__Instruction__. Would you write out the entries below, every one of them, exactly?
** Start of Material for this task **
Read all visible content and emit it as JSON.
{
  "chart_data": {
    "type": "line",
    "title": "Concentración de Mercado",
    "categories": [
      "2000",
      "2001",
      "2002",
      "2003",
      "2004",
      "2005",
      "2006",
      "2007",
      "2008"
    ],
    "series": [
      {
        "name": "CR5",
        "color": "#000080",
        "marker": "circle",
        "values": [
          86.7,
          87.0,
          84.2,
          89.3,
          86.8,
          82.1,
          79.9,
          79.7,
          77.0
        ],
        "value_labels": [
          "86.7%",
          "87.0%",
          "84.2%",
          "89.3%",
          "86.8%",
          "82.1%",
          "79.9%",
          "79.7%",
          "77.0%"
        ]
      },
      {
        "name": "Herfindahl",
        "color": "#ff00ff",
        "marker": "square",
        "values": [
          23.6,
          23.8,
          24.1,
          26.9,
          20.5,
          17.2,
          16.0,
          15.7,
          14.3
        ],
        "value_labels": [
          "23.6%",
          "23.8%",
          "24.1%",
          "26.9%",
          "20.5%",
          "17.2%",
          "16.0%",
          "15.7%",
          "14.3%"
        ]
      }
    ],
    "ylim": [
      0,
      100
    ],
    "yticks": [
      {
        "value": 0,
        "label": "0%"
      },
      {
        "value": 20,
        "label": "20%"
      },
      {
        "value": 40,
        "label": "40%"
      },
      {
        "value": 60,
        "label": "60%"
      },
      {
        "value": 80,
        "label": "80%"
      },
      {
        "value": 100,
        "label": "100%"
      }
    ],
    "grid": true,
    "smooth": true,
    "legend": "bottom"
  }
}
** End of Material for this task **
__Output__.
Read all visible content and emit it as JSON.
{
  "chart_data": {
    "type": "line",
    "title": "Concentración de Mercado",
    "categories": [
      "2000",
      "2001",
      "2002",
      "2003",
      "2004",
      "2005",
      "2006",
      "2007",
      "2008"
    ],
    "series": [
      {
        "name": "CR5",
        "color": "#000080",
        "marker": "circle",
        "values": [
          86.7,
          87.0,
          84.2,
          89.3,
          86.8,
          82.1,
          79.9,
          79.7,
          77.0
        ],
        "value_labels": [
          "86.7%",
          "87.0%",
          "84.2%",
          "89.3%",
          "86.8%",
          "82.1%",
          "79.9%",
          "79.7%",
          "77.0%"
        ]
      },
      {
        "name": "Herfindahl",
        "color": "#ff00ff",
        "marker": "square",
        "values": [
          23.6,
          23.8,
          24.1,
          26.9,
          20.5,
          17.2,
          16.0,
          15.7,
          14.3
        ],
        "value_labels": [
          "23.6%",
          "23.8%",
          "24.1%",
          "26.9%",
          "20.5%",
          "17.2%",
          "16.0%",
          "15.7%",
          "14.3%"
        ]
      }
    ],
    "ylim": [
      0,
      100
    ],
    "yticks": [
      {
        "value": 0,
        "label": "0%"
      },
      {
        "value": 20,
        "label": "20%"
      },
      {
        "value": 40,
        "label": "40%"
      },
      {
        "value": 60,
        "label": "60%"
      },
      {
        "value": 80,
        "label": "80%"
      },
      {
        "value": 100,
        "label": "100%"
      }
    ],
    "grid": true,
    "smooth": true,
    "legend": "bottom"
  }
}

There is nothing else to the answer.